» **WHAT THE TASK REQUIRES**:
Each entry below is to be extracted exactly.

Extracted records:
_ _ _ _ _ _ _

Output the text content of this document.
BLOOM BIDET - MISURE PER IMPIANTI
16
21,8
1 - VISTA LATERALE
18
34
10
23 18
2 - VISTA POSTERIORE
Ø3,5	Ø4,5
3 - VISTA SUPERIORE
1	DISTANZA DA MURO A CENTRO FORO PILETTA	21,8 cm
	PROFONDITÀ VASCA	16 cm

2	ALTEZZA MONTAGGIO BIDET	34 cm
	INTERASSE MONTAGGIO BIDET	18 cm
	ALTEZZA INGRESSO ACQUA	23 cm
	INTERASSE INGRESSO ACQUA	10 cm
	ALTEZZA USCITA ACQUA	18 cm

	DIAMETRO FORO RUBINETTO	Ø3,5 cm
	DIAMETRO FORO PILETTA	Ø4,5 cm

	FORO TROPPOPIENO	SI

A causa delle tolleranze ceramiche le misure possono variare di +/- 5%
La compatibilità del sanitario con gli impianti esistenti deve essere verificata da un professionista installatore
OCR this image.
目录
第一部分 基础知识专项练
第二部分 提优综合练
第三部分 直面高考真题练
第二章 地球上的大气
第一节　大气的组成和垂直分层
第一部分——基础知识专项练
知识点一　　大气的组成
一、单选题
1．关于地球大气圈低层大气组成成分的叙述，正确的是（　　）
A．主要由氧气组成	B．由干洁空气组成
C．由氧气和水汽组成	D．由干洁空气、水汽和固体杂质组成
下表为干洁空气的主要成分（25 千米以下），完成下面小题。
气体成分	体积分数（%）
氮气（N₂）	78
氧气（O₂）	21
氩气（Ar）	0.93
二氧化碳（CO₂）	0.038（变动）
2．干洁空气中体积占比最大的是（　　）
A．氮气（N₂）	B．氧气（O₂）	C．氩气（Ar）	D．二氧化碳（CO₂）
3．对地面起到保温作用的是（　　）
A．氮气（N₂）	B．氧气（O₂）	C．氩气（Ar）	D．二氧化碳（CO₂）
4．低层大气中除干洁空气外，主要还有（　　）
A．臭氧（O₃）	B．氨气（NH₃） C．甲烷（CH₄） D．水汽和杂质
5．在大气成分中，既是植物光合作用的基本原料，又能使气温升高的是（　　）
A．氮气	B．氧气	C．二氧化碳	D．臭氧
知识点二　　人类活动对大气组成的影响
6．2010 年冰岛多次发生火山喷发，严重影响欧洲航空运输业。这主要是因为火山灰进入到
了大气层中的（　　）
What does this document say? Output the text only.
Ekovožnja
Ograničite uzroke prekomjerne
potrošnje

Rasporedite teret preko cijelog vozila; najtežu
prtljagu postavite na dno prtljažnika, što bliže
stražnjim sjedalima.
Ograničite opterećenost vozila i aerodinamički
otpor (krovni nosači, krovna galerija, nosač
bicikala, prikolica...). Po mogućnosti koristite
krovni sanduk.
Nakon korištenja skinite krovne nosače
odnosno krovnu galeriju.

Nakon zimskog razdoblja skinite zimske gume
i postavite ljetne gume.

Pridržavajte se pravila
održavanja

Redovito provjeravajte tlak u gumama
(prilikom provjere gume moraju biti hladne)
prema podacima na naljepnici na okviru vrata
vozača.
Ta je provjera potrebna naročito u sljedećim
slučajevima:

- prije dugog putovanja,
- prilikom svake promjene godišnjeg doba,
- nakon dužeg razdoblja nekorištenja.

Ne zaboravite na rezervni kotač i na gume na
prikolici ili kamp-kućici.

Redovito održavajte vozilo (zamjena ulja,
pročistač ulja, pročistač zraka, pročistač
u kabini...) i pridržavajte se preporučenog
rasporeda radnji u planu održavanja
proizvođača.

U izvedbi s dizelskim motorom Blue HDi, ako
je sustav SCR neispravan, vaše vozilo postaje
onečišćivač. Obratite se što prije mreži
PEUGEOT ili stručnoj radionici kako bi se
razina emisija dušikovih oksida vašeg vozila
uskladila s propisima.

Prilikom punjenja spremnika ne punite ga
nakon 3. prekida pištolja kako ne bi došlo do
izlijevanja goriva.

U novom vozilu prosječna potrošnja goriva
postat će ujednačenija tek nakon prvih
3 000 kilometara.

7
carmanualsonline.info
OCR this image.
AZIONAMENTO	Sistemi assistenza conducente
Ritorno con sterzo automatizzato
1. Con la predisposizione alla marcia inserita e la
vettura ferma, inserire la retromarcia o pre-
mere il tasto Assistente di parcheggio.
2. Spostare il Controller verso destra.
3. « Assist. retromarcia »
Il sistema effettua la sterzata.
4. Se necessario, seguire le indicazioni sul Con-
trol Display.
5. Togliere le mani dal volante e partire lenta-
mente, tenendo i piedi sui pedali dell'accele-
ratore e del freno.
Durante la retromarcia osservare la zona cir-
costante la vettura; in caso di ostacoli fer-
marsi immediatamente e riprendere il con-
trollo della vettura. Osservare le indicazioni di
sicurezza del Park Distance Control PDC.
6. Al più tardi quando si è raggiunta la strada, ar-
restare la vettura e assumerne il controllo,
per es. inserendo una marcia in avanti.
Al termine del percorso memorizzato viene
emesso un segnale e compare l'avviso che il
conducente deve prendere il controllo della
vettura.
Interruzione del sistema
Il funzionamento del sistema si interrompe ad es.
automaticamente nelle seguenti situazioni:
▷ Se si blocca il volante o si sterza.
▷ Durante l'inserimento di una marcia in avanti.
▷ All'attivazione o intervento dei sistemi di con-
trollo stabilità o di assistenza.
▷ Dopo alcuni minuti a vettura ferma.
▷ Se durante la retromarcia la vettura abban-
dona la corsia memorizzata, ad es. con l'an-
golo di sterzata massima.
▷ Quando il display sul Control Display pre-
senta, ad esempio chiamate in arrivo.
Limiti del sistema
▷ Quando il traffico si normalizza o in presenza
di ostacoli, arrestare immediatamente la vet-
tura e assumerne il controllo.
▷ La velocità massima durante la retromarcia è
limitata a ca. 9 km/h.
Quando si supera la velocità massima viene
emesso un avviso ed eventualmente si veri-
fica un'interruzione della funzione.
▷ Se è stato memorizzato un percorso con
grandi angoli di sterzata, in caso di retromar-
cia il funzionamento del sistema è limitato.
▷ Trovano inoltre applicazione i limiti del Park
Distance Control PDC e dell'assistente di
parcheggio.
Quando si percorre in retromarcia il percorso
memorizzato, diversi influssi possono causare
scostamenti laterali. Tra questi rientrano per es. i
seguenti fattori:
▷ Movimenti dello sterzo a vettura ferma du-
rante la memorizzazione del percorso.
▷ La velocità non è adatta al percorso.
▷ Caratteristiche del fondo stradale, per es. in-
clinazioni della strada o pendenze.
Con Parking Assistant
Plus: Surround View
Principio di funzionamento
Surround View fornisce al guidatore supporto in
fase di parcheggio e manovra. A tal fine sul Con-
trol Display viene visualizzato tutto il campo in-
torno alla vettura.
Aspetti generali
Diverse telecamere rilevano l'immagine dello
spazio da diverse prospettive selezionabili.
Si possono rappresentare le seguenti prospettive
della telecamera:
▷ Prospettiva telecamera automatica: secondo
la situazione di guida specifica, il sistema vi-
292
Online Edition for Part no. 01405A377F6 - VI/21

_ _ _ _ _ _ _

» **SOLUTION TO THIS PROBLEM**:
Output the text content of this document.
BLOOM BIDET - MISURE PER IMPIANTI
16
21,8
1 - VISTA LATERALE
18
34
10
23 18
2 - VISTA POSTERIORE
Ø3,5	Ø4,5
3 - VISTA SUPERIORE
1	DISTANZA DA MURO A CENTRO FORO PILETTA	21,8 cm
	PROFONDITÀ VASCA	16 cm

2	ALTEZZA MONTAGGIO BIDET	34 cm
	INTERASSE MONTAGGIO BIDET	18 cm
	ALTEZZA INGRESSO ACQUA	23 cm
	INTERASSE INGRESSO ACQUA	10 cm
	ALTEZZA USCITA ACQUA	18 cm

	DIAMETRO FORO RUBINETTO	Ø3,5 cm
	DIAMETRO FORO PILETTA	Ø4,5 cm

	FORO TROPPOPIENO	SI

A causa delle tolleranze ceramiche le misure possono variare di +/- 5%
La compatibilità del sanitario con gli impianti esistenti deve essere verificata da un professionista installatore
OCR this image.
目录
第一部分 基础知识专项练
第二部分 提优综合练
第三部分 直面高考真题练
第二章 地球上的大气
第一节　大气的组成和垂直分层
第一部分——基础知识专项练
知识点一　　大气的组成
一、单选题
1．关于地球大气圈低层大气组成成分的叙述，正确的是（　　）
A．主要由氧气组成	B．由干洁空气组成
C．由氧气和水汽组成	D．由干洁空气、水汽和固体杂质组成
下表为干洁空气的主要成分（25 千米以下），完成下面小题。
气体成分	体积分数（%）
氮气（N₂）	78
氧气（O₂）	21
氩气（Ar）	0.93
二氧化碳（CO₂）	0.038（变动）
2．干洁空气中体积占比最大的是（　　）
A．氮气（N₂）	B．氧气（O₂）	C．氩气（Ar）	D．二氧化碳（CO₂）
3．对地面起到保温作用的是（　　）
A．氮气（N₂）	B．氧气（O₂）	C．氩气（Ar）	D．二氧化碳（CO₂）
4．低层大气中除干洁空气外，主要还有（　　）
A．臭氧（O₃）	B．氨气（NH₃） C．甲烷（CH₄） D．水汽和杂质
5．在大气成分中，既是植物光合作用的基本原料，又能使气温升高的是（　　）
A．氮气	B．氧气	C．二氧化碳	D．臭氧
知识点二　　人类活动对大气组成的影响
6．2010 年冰岛多次发生火山喷发，严重影响欧洲航空运输业。这主要是因为火山灰进入到
了大气层中的（　　）
What does this document say? Output the text only.
Ekovožnja
Ograničite uzroke prekomjerne
potrošnje

Rasporedite teret preko cijelog vozila; najtežu
prtljagu postavite na dno prtljažnika, što bliže
stražnjim sjedalima.
Ograničite opterećenost vozila i aerodinamički
otpor (krovni nosači, krovna galerija, nosač
bicikala, prikolica...). Po mogućnosti koristite
krovni sanduk.
Nakon korištenja skinite krovne nosače
odnosno krovnu galeriju.

Nakon zimskog razdoblja skinite zimske gume
i postavite ljetne gume.

Pridržavajte se pravila
održavanja

Redovito provjeravajte tlak u gumama
(prilikom provjere gume moraju biti hladne)
prema podacima na naljepnici na okviru vrata
vozača.
Ta je provjera potrebna naročito u sljedećim
slučajevima:

- prije dugog putovanja,
- prilikom svake promjene godišnjeg doba,
- nakon dužeg razdoblja nekorištenja.

Ne zaboravite na rezervni kotač i na gume na
prikolici ili kamp-kućici.

Redovito održavajte vozilo (zamjena ulja,
pročistač ulja, pročistač zraka, pročistač
u kabini...) i pridržavajte se preporučenog
rasporeda radnji u planu održavanja
proizvođača.

U izvedbi s dizelskim motorom Blue HDi, ako
je sustav SCR neispravan, vaše vozilo postaje
onečišćivač. Obratite se što prije mreži
PEUGEOT ili stručnoj radionici kako bi se
razina emisija dušikovih oksida vašeg vozila
uskladila s propisima.

Prilikom punjenja spremnika ne punite ga
nakon 3. prekida pištolja kako ne bi došlo do
izlijevanja goriva.

U novom vozilu prosječna potrošnja goriva
postat će ujednačenija tek nakon prvih
3 000 kilometara.

7
carmanualsonline.info
OCR this image.
AZIONAMENTO	Sistemi assistenza conducente
Ritorno con sterzo automatizzato
1. Con la predisposizione alla marcia inserita e la
vettura ferma, inserire la retromarcia o pre-
mere il tasto Assistente di parcheggio.
2. Spostare il Controller verso destra.
3. « Assist. retromarcia »
Il sistema effettua la sterzata.
4. Se necessario, seguire le indicazioni sul Con-
trol Display.
5. Togliere le mani dal volante e partire lenta-
mente, tenendo i piedi sui pedali dell'accele-
ratore e del freno.
Durante la retromarcia osservare la zona cir-
costante la vettura; in caso di ostacoli fer-
marsi immediatamente e riprendere il con-
trollo della vettura. Osservare le indicazioni di
sicurezza del Park Distance Control PDC.
6. Al più tardi quando si è raggiunta la strada, ar-
restare la vettura e assumerne il controllo,
per es. inserendo una marcia in avanti.
Al termine del percorso memorizzato viene
emesso un segnale e compare l'avviso che il
conducente deve prendere il controllo della
vettura.
Interruzione del sistema
Il funzionamento del sistema si interrompe ad es.
automaticamente nelle seguenti situazioni:
▷ Se si blocca il volante o si sterza.
▷ Durante l'inserimento di una marcia in avanti.
▷ All'attivazione o intervento dei sistemi di con-
trollo stabilità o di assistenza.
▷ Dopo alcuni minuti a vettura ferma.
▷ Se durante la retromarcia la vettura abban-
dona la corsia memorizzata, ad es. con l'an-
golo di sterzata massima.
▷ Quando il display sul Control Display pre-
senta, ad esempio chiamate in arrivo.
Limiti del sistema
▷ Quando il traffico si normalizza o in presenza
di ostacoli, arrestare immediatamente la vet-
tura e assumerne il controllo.
▷ La velocità massima durante la retromarcia è
limitata a ca. 9 km/h.
Quando si supera la velocità massima viene
emesso un avviso ed eventualmente si veri-
fica un'interruzione della funzione.
▷ Se è stato memorizzato un percorso con
grandi angoli di sterzata, in caso di retromar-
cia il funzionamento del sistema è limitato.
▷ Trovano inoltre applicazione i limiti del Park
Distance Control PDC e dell'assistente di
parcheggio.
Quando si percorre in retromarcia il percorso
memorizzato, diversi influssi possono causare
scostamenti laterali. Tra questi rientrano per es. i
seguenti fattori:
▷ Movimenti dello sterzo a vettura ferma du-
rante la memorizzazione del percorso.
▷ La velocità non è adatta al percorso.
▷ Caratteristiche del fondo stradale, per es. in-
clinazioni della strada o pendenze.
Con Parking Assistant
Plus: Surround View
Principio di funzionamento
Surround View fornisce al guidatore supporto in
fase di parcheggio e manovra. A tal fine sul Con-
trol Display viene visualizzato tutto il campo in-
torno alla vettura.
Aspetti generali
Diverse telecamere rilevano l'immagine dello
spazio da diverse prospettive selezionabili.
Si possono rappresentare le seguenti prospettive
della telecamera:
▷ Prospettiva telecamera automatica: secondo
la situazione di guida specifica, il sistema vi-
292
Online Edition for Part no. 01405A377F6 - VI/21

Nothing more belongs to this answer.